• WRITTEN PROBLEM: Put the listing into a Markdown table with two columns, Row and Line. Begin at the start of the listing, stop after the line containing "The intermediate portion B is at (215, 492).", and leave out any blank lines.

• THE DATA:
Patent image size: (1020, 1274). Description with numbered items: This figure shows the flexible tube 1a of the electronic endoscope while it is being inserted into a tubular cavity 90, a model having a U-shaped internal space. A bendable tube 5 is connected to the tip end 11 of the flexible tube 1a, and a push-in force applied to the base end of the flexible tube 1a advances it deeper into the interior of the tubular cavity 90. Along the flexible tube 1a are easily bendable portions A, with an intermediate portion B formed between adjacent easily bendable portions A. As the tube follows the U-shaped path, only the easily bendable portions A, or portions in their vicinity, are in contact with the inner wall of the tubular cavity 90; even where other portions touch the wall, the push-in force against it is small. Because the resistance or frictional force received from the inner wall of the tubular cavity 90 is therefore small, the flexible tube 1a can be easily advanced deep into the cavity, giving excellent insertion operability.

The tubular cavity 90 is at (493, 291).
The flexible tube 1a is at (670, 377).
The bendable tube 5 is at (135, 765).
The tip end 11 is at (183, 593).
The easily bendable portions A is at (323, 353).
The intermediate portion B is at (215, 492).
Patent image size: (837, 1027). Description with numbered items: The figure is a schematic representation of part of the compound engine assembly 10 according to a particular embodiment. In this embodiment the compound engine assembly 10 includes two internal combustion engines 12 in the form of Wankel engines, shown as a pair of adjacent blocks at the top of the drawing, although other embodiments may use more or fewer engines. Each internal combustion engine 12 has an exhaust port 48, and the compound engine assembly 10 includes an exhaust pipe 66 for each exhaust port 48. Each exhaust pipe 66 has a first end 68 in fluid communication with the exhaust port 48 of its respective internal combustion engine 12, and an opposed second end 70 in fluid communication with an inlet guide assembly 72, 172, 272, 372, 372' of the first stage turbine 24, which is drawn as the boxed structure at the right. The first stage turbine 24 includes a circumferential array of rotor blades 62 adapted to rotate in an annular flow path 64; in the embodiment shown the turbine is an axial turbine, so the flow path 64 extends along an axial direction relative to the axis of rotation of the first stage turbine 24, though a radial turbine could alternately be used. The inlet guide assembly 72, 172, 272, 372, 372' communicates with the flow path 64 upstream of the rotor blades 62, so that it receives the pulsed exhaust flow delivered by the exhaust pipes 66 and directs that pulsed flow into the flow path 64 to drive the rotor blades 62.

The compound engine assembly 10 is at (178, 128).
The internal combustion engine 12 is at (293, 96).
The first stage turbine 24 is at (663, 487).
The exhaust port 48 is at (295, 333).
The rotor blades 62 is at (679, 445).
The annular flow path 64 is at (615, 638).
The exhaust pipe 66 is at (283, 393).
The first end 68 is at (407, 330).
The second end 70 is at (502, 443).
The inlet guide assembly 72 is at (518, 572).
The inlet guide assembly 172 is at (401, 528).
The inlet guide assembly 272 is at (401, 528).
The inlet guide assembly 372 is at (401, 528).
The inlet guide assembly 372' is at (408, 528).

• REPLY:
| Row | Line |
|---|---|
| 1 | Patent image size: (1020, 1274). Description with numbered items: This figure shows the flexible tube 1a of the electronic endoscope while it is being inserted into a tubular cavity 90, a model having a U-shaped internal space. A bendable tube 5 is connected to the tip end 11 of the flexible tube 1a, and a push-in force applied to the base end of the flexible tube 1a advances it deeper into the interior of the tubular cavity 90. Along the flexible tube 1a are easily bendable portions A, with an intermediate portion B formed between adjacent easily bendable portions A. As the tube follows the U-shaped path, only the easily bendable portions A, or portions in their vicinity, are in contact with the inner wall of the tubular cavity 90; even where other portions touch the wall, the push-in force against it is small. Because the resistance or frictional force received from the inner wall of the tubular cavity 90 is therefore small, the flexible tube 1a can be easily advanced deep into the cavity, giving excellent insertion operability. |
| 2 | The tubular cavity 90 is at (493, 291). |
| 3 | The flexible tube 1a is at (670, 377). |
| 4 | The bendable tube 5 is at (135, 765). |
| 5 | The tip end 11 is at (183, 593). |
| 6 | The easily bendable portions A is at (323, 353). |
| 7 | The intermediate portion B is at (215, 492). |